Repeat each line of the material exactly.

• Data items:

════════════════

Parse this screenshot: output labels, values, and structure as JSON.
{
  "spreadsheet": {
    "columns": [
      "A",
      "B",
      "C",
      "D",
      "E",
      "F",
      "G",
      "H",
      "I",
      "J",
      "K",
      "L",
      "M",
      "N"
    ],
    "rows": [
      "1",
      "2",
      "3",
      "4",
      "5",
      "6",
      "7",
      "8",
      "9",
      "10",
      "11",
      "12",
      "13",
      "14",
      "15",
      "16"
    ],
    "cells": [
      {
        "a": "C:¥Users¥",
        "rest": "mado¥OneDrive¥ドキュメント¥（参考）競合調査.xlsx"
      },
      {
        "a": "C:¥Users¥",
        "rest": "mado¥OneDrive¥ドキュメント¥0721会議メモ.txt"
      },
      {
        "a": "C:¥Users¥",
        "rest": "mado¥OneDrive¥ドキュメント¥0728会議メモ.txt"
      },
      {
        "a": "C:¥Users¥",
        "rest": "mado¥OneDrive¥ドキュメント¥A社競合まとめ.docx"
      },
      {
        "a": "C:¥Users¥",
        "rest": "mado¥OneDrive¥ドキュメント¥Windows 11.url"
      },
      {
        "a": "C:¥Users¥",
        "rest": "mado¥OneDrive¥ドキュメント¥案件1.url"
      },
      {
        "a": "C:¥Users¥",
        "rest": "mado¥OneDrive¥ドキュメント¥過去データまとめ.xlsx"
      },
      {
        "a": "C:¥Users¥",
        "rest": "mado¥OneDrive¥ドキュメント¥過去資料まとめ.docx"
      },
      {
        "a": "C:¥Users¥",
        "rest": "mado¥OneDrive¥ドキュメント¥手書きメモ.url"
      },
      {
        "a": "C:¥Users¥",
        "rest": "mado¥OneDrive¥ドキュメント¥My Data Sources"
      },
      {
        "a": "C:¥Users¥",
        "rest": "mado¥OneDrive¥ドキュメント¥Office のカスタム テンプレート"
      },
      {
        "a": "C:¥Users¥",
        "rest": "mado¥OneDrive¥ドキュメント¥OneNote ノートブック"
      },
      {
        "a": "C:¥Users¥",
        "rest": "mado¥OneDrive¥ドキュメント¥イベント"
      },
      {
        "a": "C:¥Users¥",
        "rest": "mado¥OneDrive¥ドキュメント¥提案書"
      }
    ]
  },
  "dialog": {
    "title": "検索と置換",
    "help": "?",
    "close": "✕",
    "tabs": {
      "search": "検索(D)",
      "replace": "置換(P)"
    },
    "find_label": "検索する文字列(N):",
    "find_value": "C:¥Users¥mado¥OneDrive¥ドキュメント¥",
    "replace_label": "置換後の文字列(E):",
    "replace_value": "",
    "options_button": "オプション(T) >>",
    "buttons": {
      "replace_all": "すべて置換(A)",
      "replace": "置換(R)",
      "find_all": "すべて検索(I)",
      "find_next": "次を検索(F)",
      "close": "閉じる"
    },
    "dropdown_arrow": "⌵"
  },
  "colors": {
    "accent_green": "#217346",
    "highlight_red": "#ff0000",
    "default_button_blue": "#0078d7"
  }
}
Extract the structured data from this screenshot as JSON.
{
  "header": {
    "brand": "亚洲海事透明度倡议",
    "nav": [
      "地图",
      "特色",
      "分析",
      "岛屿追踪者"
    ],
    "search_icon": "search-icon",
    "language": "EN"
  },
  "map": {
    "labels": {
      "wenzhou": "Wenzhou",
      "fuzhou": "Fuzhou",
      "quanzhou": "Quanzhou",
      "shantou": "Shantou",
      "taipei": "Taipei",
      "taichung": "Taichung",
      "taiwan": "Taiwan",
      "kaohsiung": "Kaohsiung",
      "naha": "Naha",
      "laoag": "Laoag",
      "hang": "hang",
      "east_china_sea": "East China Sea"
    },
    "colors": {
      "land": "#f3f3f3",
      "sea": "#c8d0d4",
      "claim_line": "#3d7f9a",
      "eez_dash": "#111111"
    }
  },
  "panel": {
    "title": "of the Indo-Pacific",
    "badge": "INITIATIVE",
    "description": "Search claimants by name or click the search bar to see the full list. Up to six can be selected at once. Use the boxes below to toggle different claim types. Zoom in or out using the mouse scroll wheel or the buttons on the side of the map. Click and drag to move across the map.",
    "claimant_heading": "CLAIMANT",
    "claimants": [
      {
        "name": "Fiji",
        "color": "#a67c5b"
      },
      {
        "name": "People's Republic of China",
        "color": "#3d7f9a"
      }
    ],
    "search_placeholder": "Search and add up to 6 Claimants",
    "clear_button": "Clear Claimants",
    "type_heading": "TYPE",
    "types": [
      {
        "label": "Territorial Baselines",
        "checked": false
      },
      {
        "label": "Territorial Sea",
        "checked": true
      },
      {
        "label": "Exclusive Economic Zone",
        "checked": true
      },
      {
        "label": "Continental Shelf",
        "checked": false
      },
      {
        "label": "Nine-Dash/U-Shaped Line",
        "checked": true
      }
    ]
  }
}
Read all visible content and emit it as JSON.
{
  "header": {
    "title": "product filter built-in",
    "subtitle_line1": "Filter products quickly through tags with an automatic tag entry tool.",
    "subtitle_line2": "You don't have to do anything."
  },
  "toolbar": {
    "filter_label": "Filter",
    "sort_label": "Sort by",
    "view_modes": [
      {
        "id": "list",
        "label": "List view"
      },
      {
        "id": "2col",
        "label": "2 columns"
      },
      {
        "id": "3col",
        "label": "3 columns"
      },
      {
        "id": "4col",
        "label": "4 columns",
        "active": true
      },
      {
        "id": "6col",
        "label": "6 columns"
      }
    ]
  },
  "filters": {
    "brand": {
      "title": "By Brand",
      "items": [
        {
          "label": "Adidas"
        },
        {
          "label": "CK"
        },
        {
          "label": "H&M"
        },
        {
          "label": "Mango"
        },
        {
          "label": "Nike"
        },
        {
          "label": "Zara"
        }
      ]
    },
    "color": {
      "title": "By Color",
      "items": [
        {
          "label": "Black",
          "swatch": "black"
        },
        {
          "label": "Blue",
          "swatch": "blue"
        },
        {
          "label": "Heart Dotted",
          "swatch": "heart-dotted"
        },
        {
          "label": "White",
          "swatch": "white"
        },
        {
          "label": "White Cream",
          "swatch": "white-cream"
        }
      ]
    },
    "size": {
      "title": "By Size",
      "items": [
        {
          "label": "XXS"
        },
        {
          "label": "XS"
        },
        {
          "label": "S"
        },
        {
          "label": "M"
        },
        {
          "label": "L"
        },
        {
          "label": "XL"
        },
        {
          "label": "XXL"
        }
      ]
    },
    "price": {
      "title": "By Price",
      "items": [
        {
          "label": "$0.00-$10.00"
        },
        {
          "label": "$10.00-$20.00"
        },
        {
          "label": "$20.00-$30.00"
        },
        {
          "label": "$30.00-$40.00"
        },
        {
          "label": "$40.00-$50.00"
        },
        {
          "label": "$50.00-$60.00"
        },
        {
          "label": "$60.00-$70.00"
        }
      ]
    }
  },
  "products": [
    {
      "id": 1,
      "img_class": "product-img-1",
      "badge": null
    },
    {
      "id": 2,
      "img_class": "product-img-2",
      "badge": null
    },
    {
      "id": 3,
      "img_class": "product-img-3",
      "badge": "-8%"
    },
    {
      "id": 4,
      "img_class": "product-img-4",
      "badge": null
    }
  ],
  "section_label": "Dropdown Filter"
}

════════════════

• Complete answer:
Parse this screenshot: output labels, values, and structure as JSON.
{
  "spreadsheet": {
    "columns": [
      "A",
      "B",
      "C",
      "D",
      "E",
      "F",
      "G",
      "H",
      "I",
      "J",
      "K",
      "L",
      "M",
      "N"
    ],
    "rows": [
      "1",
      "2",
      "3",
      "4",
      "5",
      "6",
      "7",
      "8",
      "9",
      "10",
      "11",
      "12",
      "13",
      "14",
      "15",
      "16"
    ],
    "cells": [
      {
        "a": "C:¥Users¥",
        "rest": "mado¥OneDrive¥ドキュメント¥（参考）競合調査.xlsx"
      },
      {
        "a": "C:¥Users¥",
        "rest": "mado¥OneDrive¥ドキュメント¥0721会議メモ.txt"
      },
      {
        "a": "C:¥Users¥",
        "rest": "mado¥OneDrive¥ドキュメント¥0728会議メモ.txt"
      },
      {
        "a": "C:¥Users¥",
        "rest": "mado¥OneDrive¥ドキュメント¥A社競合まとめ.docx"
      },
      {
        "a": "C:¥Users¥",
        "rest": "mado¥OneDrive¥ドキュメント¥Windows 11.url"
      },
      {
        "a": "C:¥Users¥",
        "rest": "mado¥OneDrive¥ドキュメント¥案件1.url"
      },
      {
        "a": "C:¥Users¥",
        "rest": "mado¥OneDrive¥ドキュメント¥過去データまとめ.xlsx"
      },
      {
        "a": "C:¥Users¥",
        "rest": "mado¥OneDrive¥ドキュメント¥過去資料まとめ.docx"
      },
      {
        "a": "C:¥Users¥",
        "rest": "mado¥OneDrive¥ドキュメント¥手書きメモ.url"
      },
      {
        "a": "C:¥Users¥",
        "rest": "mado¥OneDrive¥ドキュメント¥My Data Sources"
      },
      {
        "a": "C:¥Users¥",
        "rest": "mado¥OneDrive¥ドキュメント¥Office のカスタム テンプレート"
      },
      {
        "a": "C:¥Users¥",
        "rest": "mado¥OneDrive¥ドキュメント¥OneNote ノートブック"
      },
      {
        "a": "C:¥Users¥",
        "rest": "mado¥OneDrive¥ドキュメント¥イベント"
      },
      {
        "a": "C:¥Users¥",
        "rest": "mado¥OneDrive¥ドキュメント¥提案書"
      }
    ]
  },
  "dialog": {
    "title": "検索と置換",
    "help": "?",
    "close": "✕",
    "tabs": {
      "search": "検索(D)",
      "replace": "置換(P)"
    },
    "find_label": "検索する文字列(N):",
    "find_value": "C:¥Users¥mado¥OneDrive¥ドキュメント¥",
    "replace_label": "置換後の文字列(E):",
    "replace_value": "",
    "options_button": "オプション(T) >>",
    "buttons": {
      "replace_all": "すべて置換(A)",
      "replace": "置換(R)",
      "find_all": "すべて検索(I)",
      "find_next": "次を検索(F)",
      "close": "閉じる"
    },
    "dropdown_arrow": "⌵"
  },
  "colors": {
    "accent_green": "#217346",
    "highlight_red": "#ff0000",
    "default_button_blue": "#0078d7"
  }
}
Extract the structured data from this screenshot as JSON.
{
  "header": {
    "brand": "亚洲海事透明度倡议",
    "nav": [
      "地图",
      "特色",
      "分析",
      "岛屿追踪者"
    ],
    "search_icon": "search-icon",
    "language": "EN"
  },
  "map": {
    "labels": {
      "wenzhou": "Wenzhou",
      "fuzhou": "Fuzhou",
      "quanzhou": "Quanzhou",
      "shantou": "Shantou",
      "taipei": "Taipei",
      "taichung": "Taichung",
      "taiwan": "Taiwan",
      "kaohsiung": "Kaohsiung",
      "naha": "Naha",
      "laoag": "Laoag",
      "hang": "hang",
      "east_china_sea": "East China Sea"
    },
    "colors": {
      "land": "#f3f3f3",
      "sea": "#c8d0d4",
      "claim_line": "#3d7f9a",
      "eez_dash": "#111111"
    }
  },
  "panel": {
    "title": "of the Indo-Pacific",
    "badge": "INITIATIVE",
    "description": "Search claimants by name or click the search bar to see the full list. Up to six can be selected at once. Use the boxes below to toggle different claim types. Zoom in or out using the mouse scroll wheel or the buttons on the side of the map. Click and drag to move across the map.",
    "claimant_heading": "CLAIMANT",
    "claimants": [
      {
        "name": "Fiji",
        "color": "#a67c5b"
      },
      {
        "name": "People's Republic of China",
        "color": "#3d7f9a"
      }
    ],
    "search_placeholder": "Search and add up to 6 Claimants",
    "clear_button": "Clear Claimants",
    "type_heading": "TYPE",
    "types": [
      {
        "label": "Territorial Baselines",
        "checked": false
      },
      {
        "label": "Territorial Sea",
        "checked": true
      },
      {
        "label": "Exclusive Economic Zone",
        "checked": true
      },
      {
        "label": "Continental Shelf",
        "checked": false
      },
      {
        "label": "Nine-Dash/U-Shaped Line",
        "checked": true
      }
    ]
  }
}
Read all visible content and emit it as JSON.
{
  "header": {
    "title": "product filter built-in",
    "subtitle_line1": "Filter products quickly through tags with an automatic tag entry tool.",
    "subtitle_line2": "You don't have to do anything."
  },
  "toolbar": {
    "filter_label": "Filter",
    "sort_label": "Sort by",
    "view_modes": [
      {
        "id": "list",
        "label": "List view"
      },
      {
        "id": "2col",
        "label": "2 columns"
      },
      {
        "id": "3col",
        "label": "3 columns"
      },
      {
        "id": "4col",
        "label": "4 columns",
        "active": true
      },
      {
        "id": "6col",
        "label": "6 columns"
      }
    ]
  },
  "filters": {
    "brand": {
      "title": "By Brand",
      "items": [
        {
          "label": "Adidas"
        },
        {
          "label": "CK"
        },
        {
          "label": "H&M"
        },
        {
          "label": "Mango"
        },
        {
          "label": "Nike"
        },
        {
          "label": "Zara"
        }
      ]
    },
    "color": {
      "title": "By Color",
      "items": [
        {
          "label": "Black",
          "swatch": "black"
        },
        {
          "label": "Blue",
          "swatch": "blue"
        },
        {
          "label": "Heart Dotted",
          "swatch": "heart-dotted"
        },
        {
          "label": "White",
          "swatch": "white"
        },
        {
          "label": "White Cream",
          "swatch": "white-cream"
        }
      ]
    },
    "size": {
      "title": "By Size",
      "items": [
        {
          "label": "XXS"
        },
        {
          "label": "XS"
        },
        {
          "label": "S"
        },
        {
          "label": "M"
        },
        {
          "label": "L"
        },
        {
          "label": "XL"
        },
        {
          "label": "XXL"
        }
      ]
    },
    "price": {
      "title": "By Price",
      "items": [
        {
          "label": "$0.00-$10.00"
        },
        {
          "label": "$10.00-$20.00"
        },
        {
          "label": "$20.00-$30.00"
        },
        {
          "label": "$30.00-$40.00"
        },
        {
          "label": "$40.00-$50.00"
        },
        {
          "label": "$50.00-$60.00"
        },
        {
          "label": "$60.00-$70.00"
        }
      ]
    }
  },
  "products": [
    {
      "id": 1,
      "img_class": "product-img-1",
      "badge": null
    },
    {
      "id": 2,
      "img_class": "product-img-2",
      "badge": null
    },
    {
      "id": 3,
      "img_class": "product-img-3",
      "badge": "-8%"
    },
    {
      "id": 4,
      "img_class": "product-img-4",
      "badge": null
    }
  ],
  "section_label": "Dropdown Filter"
}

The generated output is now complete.